* Problem to work on *
Copy out all the entries exactly.

■ ■ ■ ■

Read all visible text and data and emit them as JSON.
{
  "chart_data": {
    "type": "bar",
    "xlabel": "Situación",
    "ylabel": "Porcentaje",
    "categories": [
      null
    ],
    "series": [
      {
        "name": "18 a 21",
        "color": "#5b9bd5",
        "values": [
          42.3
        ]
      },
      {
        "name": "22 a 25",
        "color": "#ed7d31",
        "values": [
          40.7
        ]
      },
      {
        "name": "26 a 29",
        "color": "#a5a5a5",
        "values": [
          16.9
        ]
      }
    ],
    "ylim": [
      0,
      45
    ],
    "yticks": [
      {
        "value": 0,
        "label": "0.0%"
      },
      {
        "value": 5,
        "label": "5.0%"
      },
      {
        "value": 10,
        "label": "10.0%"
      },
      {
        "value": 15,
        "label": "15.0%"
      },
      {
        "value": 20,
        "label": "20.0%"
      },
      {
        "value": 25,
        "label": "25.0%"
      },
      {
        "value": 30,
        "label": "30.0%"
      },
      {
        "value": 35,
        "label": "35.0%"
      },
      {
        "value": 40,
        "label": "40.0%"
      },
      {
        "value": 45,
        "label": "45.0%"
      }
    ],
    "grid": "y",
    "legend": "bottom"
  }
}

■ ■ ■ ■

* Exercise answer *
Read all visible text and data and emit them as JSON.
{
  "chart_data": {
    "type": "bar",
    "xlabel": "Situación",
    "ylabel": "Porcentaje",
    "categories": [
      null
    ],
    "series": [
      {
        "name": "18 a 21",
        "color": "#5b9bd5",
        "values": [
          42.3
        ]
      },
      {
        "name": "22 a 25",
        "color": "#ed7d31",
        "values": [
          40.7
        ]
      },
      {
        "name": "26 a 29",
        "color": "#a5a5a5",
        "values": [
          16.9
        ]
      }
    ],
    "ylim": [
      0,
      45
    ],
    "yticks": [
      {
        "value": 0,
        "label": "0.0%"
      },
      {
        "value": 5,
        "label": "5.0%"
      },
      {
        "value": 10,
        "label": "10.0%"
      },
      {
        "value": 15,
        "label": "15.0%"
      },
      {
        "value": 20,
        "label": "20.0%"
      },
      {
        "value": 25,
        "label": "25.0%"
      },
      {
        "value": 30,
        "label": "30.0%"
      },
      {
        "value": 35,
        "label": "35.0%"
      },
      {
        "value": 40,
        "label": "40.0%"
      },
      {
        "value": 45,
        "label": "45.0%"
      }
    ],
    "grid": "y",
    "legend": "bottom"
  }
}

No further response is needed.